▸ **Task details**
Update the data from its first line up to and including the line with "select-field[interactable]: 北京/北京市/丰台区 <box>66", changing "hint-text" to "note-text" and leaving everything else as it is.

——————

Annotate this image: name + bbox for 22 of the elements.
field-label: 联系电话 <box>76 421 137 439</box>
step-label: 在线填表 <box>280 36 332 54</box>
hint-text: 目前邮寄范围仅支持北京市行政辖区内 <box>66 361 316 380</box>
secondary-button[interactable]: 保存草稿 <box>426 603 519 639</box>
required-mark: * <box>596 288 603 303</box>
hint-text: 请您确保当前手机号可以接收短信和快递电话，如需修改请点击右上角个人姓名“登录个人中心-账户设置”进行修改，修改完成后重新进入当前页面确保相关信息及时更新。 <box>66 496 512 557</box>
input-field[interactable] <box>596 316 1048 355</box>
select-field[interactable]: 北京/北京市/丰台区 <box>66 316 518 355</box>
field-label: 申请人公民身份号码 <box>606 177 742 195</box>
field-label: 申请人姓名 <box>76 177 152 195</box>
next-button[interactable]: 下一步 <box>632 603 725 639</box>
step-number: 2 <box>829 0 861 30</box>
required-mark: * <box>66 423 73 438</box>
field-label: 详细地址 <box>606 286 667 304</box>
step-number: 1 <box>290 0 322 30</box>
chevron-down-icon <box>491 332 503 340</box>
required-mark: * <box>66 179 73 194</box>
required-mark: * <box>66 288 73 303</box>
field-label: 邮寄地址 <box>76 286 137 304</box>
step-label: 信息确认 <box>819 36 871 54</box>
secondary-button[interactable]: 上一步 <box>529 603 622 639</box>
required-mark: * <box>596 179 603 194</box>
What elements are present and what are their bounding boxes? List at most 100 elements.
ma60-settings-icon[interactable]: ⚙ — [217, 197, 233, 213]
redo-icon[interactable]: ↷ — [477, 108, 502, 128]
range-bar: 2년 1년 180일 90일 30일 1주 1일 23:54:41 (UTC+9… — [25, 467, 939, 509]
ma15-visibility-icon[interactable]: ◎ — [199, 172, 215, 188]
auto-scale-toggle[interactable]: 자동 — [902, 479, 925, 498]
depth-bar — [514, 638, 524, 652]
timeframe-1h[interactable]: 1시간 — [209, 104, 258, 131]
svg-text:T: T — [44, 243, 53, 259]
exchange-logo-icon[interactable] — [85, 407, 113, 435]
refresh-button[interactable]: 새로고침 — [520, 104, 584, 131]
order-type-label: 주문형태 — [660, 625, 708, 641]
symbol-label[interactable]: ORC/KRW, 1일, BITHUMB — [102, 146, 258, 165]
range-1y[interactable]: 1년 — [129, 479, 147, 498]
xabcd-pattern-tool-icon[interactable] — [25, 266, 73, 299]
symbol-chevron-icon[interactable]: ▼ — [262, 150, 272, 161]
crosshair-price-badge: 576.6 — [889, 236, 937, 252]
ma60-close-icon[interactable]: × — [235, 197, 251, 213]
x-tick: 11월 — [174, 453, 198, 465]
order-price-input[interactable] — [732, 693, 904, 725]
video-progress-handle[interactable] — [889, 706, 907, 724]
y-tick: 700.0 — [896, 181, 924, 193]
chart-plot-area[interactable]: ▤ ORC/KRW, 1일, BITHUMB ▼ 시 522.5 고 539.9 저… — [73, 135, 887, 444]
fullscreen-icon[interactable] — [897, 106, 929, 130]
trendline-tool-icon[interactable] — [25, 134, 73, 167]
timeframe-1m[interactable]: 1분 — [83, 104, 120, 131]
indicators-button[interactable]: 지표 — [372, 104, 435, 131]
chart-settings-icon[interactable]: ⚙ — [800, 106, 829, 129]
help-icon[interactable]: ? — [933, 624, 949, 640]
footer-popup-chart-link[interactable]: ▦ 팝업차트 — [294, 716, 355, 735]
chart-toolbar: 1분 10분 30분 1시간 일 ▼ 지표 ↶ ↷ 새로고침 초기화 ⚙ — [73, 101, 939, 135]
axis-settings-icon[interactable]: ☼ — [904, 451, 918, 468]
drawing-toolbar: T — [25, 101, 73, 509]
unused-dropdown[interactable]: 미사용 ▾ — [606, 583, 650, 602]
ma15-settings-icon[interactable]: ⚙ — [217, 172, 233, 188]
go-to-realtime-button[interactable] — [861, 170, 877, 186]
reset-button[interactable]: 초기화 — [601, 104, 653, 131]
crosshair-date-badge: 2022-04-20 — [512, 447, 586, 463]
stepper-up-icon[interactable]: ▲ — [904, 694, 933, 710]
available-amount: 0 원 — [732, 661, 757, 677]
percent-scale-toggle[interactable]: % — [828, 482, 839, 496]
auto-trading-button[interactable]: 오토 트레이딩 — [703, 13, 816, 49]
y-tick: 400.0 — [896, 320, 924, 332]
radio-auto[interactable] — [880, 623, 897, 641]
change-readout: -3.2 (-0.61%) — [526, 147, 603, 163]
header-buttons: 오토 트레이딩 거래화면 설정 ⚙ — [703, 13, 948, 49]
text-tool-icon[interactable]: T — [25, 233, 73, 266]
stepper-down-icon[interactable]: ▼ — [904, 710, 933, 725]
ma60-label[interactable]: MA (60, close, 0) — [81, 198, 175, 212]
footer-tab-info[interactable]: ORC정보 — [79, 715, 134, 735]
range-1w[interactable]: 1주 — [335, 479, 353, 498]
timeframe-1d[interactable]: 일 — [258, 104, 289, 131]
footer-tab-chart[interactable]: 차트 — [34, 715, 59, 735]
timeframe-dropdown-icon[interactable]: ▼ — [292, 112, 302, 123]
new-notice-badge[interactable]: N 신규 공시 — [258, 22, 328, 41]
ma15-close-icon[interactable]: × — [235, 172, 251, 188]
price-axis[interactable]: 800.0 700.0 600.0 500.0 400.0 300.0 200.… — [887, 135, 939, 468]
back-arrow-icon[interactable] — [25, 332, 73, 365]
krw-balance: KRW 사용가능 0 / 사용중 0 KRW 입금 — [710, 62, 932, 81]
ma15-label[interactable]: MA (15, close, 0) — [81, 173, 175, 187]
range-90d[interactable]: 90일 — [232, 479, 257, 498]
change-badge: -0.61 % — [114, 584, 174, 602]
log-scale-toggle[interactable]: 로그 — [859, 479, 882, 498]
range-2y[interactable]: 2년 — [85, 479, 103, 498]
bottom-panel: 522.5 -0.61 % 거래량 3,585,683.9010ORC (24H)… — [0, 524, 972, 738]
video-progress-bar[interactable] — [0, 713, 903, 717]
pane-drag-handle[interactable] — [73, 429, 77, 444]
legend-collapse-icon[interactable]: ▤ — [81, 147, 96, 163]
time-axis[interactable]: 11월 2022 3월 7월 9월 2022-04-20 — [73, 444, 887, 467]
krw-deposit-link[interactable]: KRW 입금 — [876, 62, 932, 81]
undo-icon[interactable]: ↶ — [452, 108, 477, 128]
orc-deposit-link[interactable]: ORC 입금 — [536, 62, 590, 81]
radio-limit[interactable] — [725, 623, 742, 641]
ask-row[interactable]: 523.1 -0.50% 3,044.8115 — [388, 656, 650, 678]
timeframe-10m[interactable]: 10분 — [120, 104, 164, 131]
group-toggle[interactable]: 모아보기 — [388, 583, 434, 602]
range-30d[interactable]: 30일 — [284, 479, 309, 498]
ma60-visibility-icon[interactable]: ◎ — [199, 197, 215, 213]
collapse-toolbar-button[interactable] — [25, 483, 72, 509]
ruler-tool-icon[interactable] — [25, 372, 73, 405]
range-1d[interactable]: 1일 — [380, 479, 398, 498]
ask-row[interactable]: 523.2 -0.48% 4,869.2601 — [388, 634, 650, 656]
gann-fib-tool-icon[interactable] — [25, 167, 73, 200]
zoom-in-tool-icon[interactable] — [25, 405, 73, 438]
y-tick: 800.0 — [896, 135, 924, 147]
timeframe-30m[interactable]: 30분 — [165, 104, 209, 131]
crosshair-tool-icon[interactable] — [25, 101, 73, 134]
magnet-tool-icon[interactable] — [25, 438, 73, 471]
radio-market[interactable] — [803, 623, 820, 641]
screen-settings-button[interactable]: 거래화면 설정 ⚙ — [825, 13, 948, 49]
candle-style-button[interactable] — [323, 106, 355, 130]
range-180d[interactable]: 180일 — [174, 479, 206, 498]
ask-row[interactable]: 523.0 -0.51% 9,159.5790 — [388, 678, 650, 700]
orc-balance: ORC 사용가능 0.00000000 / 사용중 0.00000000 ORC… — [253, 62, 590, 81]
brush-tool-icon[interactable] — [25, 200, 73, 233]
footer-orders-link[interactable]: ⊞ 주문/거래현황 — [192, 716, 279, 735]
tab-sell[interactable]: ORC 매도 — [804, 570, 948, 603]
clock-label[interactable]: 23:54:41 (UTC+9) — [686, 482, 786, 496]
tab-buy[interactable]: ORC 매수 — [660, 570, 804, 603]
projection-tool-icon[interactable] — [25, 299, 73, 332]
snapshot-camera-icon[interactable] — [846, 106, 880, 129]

——————

▸ **Complete answer**
Annotate this image: name + bbox for 22 of the elements.
field-label: 联系电话 <box>76 421 137 439</box>
step-label: 在线填表 <box>280 36 332 54</box>
note-text: 目前邮寄范围仅支持北京市行政辖区内 <box>66 361 316 380</box>
secondary-button[interactable]: 保存草稿 <box>426 603 519 639</box>
required-mark: * <box>596 288 603 303</box>
note-text: 请您确保当前手机号可以接收短信和快递电话，如需修改请点击右上角个人姓名“登录个人中心-账户设置”进行修改，修改完成后重新进入当前页面确保相关信息及时更新。 <box>66 496 512 557</box>
input-field[interactable] <box>596 316 1048 355</box>
select-field[interactable]: 北京/北京市/丰台区 <box>66 316 518 355</box>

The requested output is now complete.